Written problem: Give as a numbered list the data lines between the line holding "nav-prepare[interactable]: ⬡ Prepare" and the line holding "ok-button[interactable]: OK (615, 669, 704, 695)", both included, leaving out any blank lines.

# start of Dataset rows

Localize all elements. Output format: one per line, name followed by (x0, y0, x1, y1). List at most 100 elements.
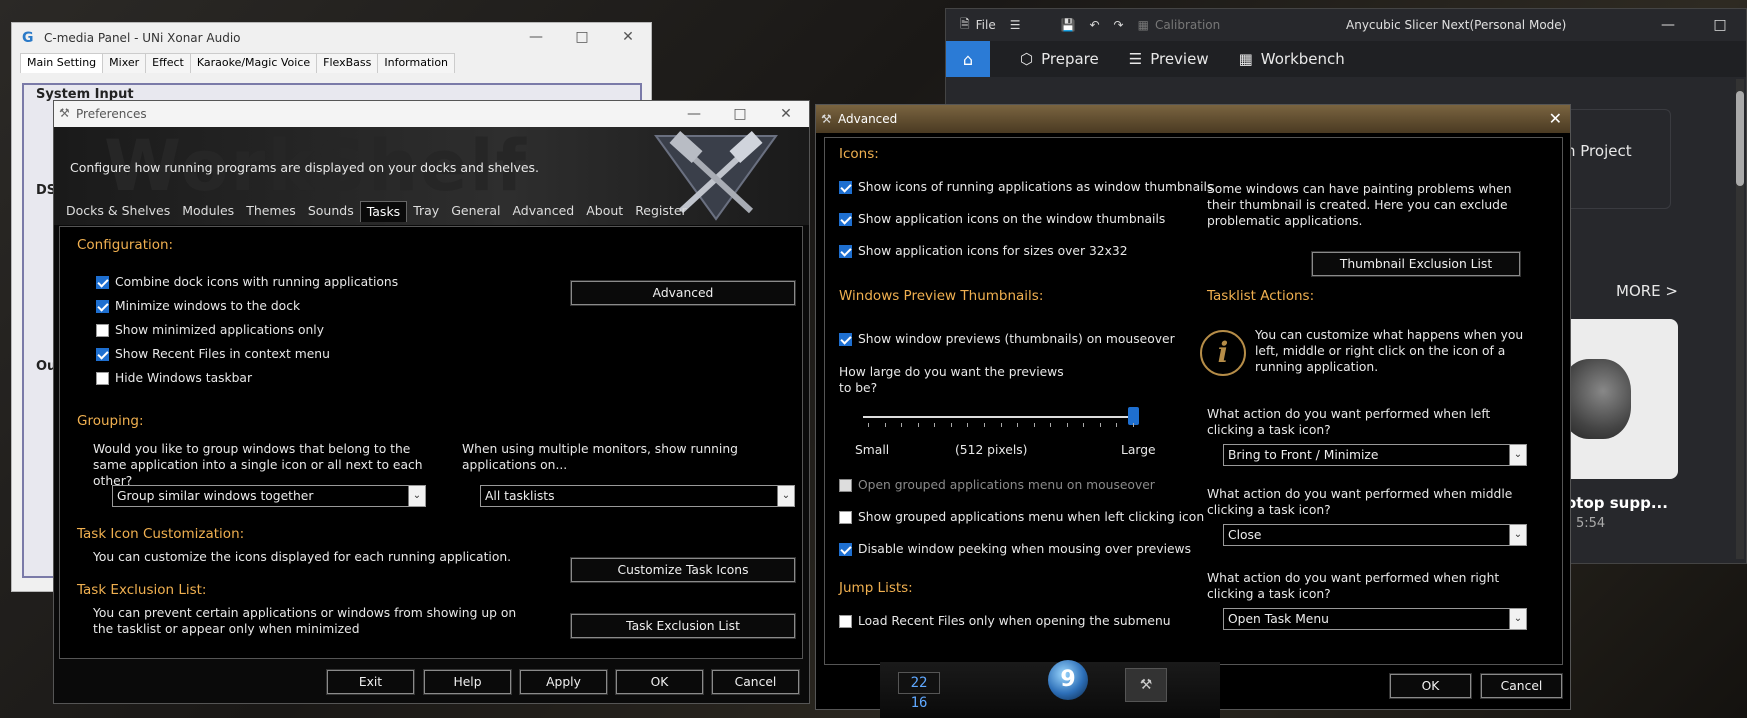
nav-prepare[interactable]: ⬡ Prepare (1020, 50, 1099, 68)
app-icons-over-32-checkbox[interactable]: Show application icons for sizes over 32… (839, 244, 1128, 258)
tab-general[interactable]: General (445, 201, 506, 222)
grouping-select[interactable]: Group similar windows together ⌄ (112, 485, 426, 507)
list-icon[interactable]: ☰ (1010, 18, 1021, 32)
tools-icon[interactable]: ⚒ (1125, 668, 1167, 702)
tab-main-setting[interactable]: Main Setting (20, 53, 104, 73)
anycubic-titlebar[interactable]: 🗎 File ☰ 💾 ↶ ↷ ▦ Calibration Anycubic Slic… (946, 9, 1746, 41)
ok-button[interactable]: OK (615, 669, 704, 695)
preferences-window[interactable]: ⚒ Preferences — □ ✕ WorkShelf Configure ho… (53, 100, 810, 704)
load-recent-files-checkbox[interactable]: Load Recent Files only when opening the … (839, 614, 1171, 628)
maximize-icon[interactable]: □ (717, 101, 763, 128)
nav-workbench[interactable]: ▦ Workbench (1239, 50, 1345, 68)
undo-icon[interactable]: ↶ (1089, 18, 1099, 32)
advanced-title: Advanced (838, 112, 898, 126)
slider-tick (1099, 423, 1101, 427)
tab-information[interactable]: Information (377, 53, 456, 73)
more-link[interactable]: MORE > (1616, 282, 1678, 300)
icons-as-thumbnails-checkbox[interactable]: Show icons of running applications as wi… (839, 180, 1213, 194)
disable-peeking-checkbox[interactable]: Disable window peeking when mousing over… (839, 542, 1191, 556)
minimize-icon[interactable]: — (513, 23, 559, 51)
tab-register[interactable]: Register (629, 201, 692, 222)
preview-size-slider[interactable] (863, 407, 1139, 429)
apply-button[interactable]: Apply (519, 669, 608, 695)
tasklist-actions-heading: Tasklist Actions: (1207, 288, 1315, 304)
checkbox-checked[interactable] (96, 275, 109, 289)
checkbox-unchecked[interactable] (839, 614, 852, 628)
tab-docks-shelves[interactable]: Docks & Shelves (60, 201, 176, 222)
close-icon[interactable]: ✕ (605, 23, 651, 51)
thumbnail-exclusion-list-button[interactable]: Thumbnail Exclusion List (1311, 251, 1521, 277)
close-icon[interactable]: ✕ (1549, 105, 1562, 133)
ok-button[interactable]: OK (1389, 673, 1472, 699)
dock-clock[interactable]: 22 16 (898, 672, 940, 711)
save-icon[interactable]: 💾 (1061, 18, 1076, 32)
cancel-button[interactable]: Cancel (1480, 673, 1563, 699)
middle-click-select[interactable]: Close ⌄ (1223, 524, 1527, 546)
checkbox-checked[interactable] (839, 244, 852, 258)
show-recent-files-checkbox[interactable]: Show Recent Files in context menu (96, 347, 330, 361)
minimize-icon[interactable]: — (1642, 9, 1694, 41)
chevron-down-icon[interactable]: ⌄ (408, 486, 425, 506)
calibration-menu[interactable]: ▦ Calibration (1138, 18, 1221, 32)
show-previews-checkbox[interactable]: Show window previews (thumbnails) on mou… (839, 332, 1175, 346)
advanced-titlebar[interactable]: ⚒ Advanced ✕ (816, 105, 1570, 133)
home-icon[interactable]: ⌂ (946, 41, 990, 77)
app-icons-on-thumbnails-checkbox[interactable]: Show application icons on the window thu… (839, 212, 1165, 226)
tab-about[interactable]: About (580, 201, 629, 222)
cmedia-titlebar[interactable]: G C-media Panel - UNi Xonar Audio — □ ✕ (12, 23, 651, 53)
scrollbar-thumb[interactable] (1736, 91, 1744, 186)
tab-sounds[interactable]: Sounds (302, 201, 360, 222)
task-exclusion-list-button[interactable]: Task Exclusion List (570, 613, 796, 639)
combine-dock-icons-checkbox[interactable]: Combine dock icons with running applicat… (96, 275, 398, 289)
checkbox-checked[interactable] (839, 332, 852, 346)
checkbox-unchecked[interactable] (839, 510, 852, 524)
tab-themes[interactable]: Themes (240, 201, 302, 222)
hide-taskbar-checkbox[interactable]: Hide Windows taskbar (96, 371, 252, 385)
preview-thumbnails-heading: Windows Preview Thumbnails: (839, 288, 1044, 304)
chevron-down-icon[interactable]: ⌄ (1509, 525, 1526, 545)
exit-button[interactable]: Exit (326, 669, 415, 695)
tab-advanced[interactable]: Advanced (506, 201, 580, 222)
chevron-down-icon[interactable]: ⌄ (777, 486, 794, 506)
minimize-icon[interactable]: — (671, 101, 717, 128)
advanced-window[interactable]: ⚒ Advanced ✕ Icons: Show icons of runnin… (815, 104, 1571, 710)
redo-icon[interactable]: ↷ (1114, 18, 1124, 32)
monitors-select[interactable]: All tasklists ⌄ (480, 485, 795, 507)
checkbox-disabled[interactable] (839, 478, 852, 492)
checkbox-checked[interactable] (839, 180, 852, 194)
close-icon[interactable]: ✕ (763, 101, 809, 128)
preferences-titlebar[interactable]: ⚒ Preferences — □ ✕ (54, 101, 809, 127)
right-click-select[interactable]: Open Task Menu ⌄ (1223, 608, 1527, 630)
open-grouped-menu-checkbox[interactable]: Open grouped applications menu on mouseo… (839, 478, 1155, 492)
tab-karaoke[interactable]: Karaoke/Magic Voice (189, 53, 318, 73)
nav-preview[interactable]: ☰ Preview (1129, 50, 1209, 68)
grouped-menu-left-click-checkbox[interactable]: Show grouped applications menu when left… (839, 510, 1204, 524)
checkbox-checked[interactable] (96, 347, 109, 361)
cube-icon: ⬡ (1020, 50, 1034, 68)
customize-task-icons-button[interactable]: Customize Task Icons (570, 557, 796, 583)
chevron-down-icon[interactable]: ⌄ (1509, 609, 1526, 629)
cancel-button[interactable]: Cancel (711, 669, 800, 695)
checkbox-unchecked[interactable] (96, 371, 109, 385)
maximize-icon[interactable]: □ (1694, 9, 1746, 41)
chevron-down-icon[interactable]: ⌄ (1509, 445, 1526, 465)
file-menu[interactable]: 🗎 File (960, 15, 996, 36)
checkbox-checked[interactable] (839, 542, 852, 556)
help-button[interactable]: Help (423, 669, 512, 695)
advanced-button[interactable]: Advanced (570, 280, 796, 306)
checkbox-checked[interactable] (839, 212, 852, 226)
show-minimized-only-checkbox[interactable]: Show minimized applications only (96, 323, 324, 337)
minimize-to-dock-checkbox[interactable]: Minimize windows to the dock (96, 299, 300, 313)
tab-mixer[interactable]: Mixer (102, 53, 147, 73)
tab-tray[interactable]: Tray (407, 201, 445, 222)
tab-modules[interactable]: Modules (176, 201, 240, 222)
start-orb-icon[interactable]: 9 (1048, 660, 1088, 700)
tab-tasks[interactable]: Tasks (359, 201, 408, 222)
tab-flexbass[interactable]: FlexBass (316, 53, 379, 73)
checkbox-checked[interactable] (96, 299, 109, 313)
maximize-icon[interactable]: □ (559, 23, 605, 51)
tab-effect[interactable]: Effect (145, 53, 191, 73)
anycubic-scrollbar[interactable] (1736, 79, 1744, 559)
left-click-select[interactable]: Bring to Front / Minimize ⌄ (1223, 444, 1527, 466)
checkbox-unchecked[interactable] (96, 323, 109, 337)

# end of Dataset rows

Task result:
1. nav-prepare[interactable]: ⬡ Prepare (1020, 50, 1099, 68)
2. app-icons-over-32-checkbox[interactable]: Show application icons for sizes over 32… (839, 244, 1128, 258)
3. tab-general[interactable]: General (445, 201, 506, 222)
4. grouping-select[interactable]: Group similar windows together ⌄ (112, 485, 426, 507)
5. list-icon[interactable]: ☰ (1010, 18, 1021, 32)
6. tools-icon[interactable]: ⚒ (1125, 668, 1167, 702)
7. tab-main-setting[interactable]: Main Setting (20, 53, 104, 73)
8. anycubic-titlebar[interactable]: 🗎 File ☰ 💾 ↶ ↷ ▦ Calibration Anycubic Slic… (946, 9, 1746, 41)
9. ok-button[interactable]: OK (615, 669, 704, 695)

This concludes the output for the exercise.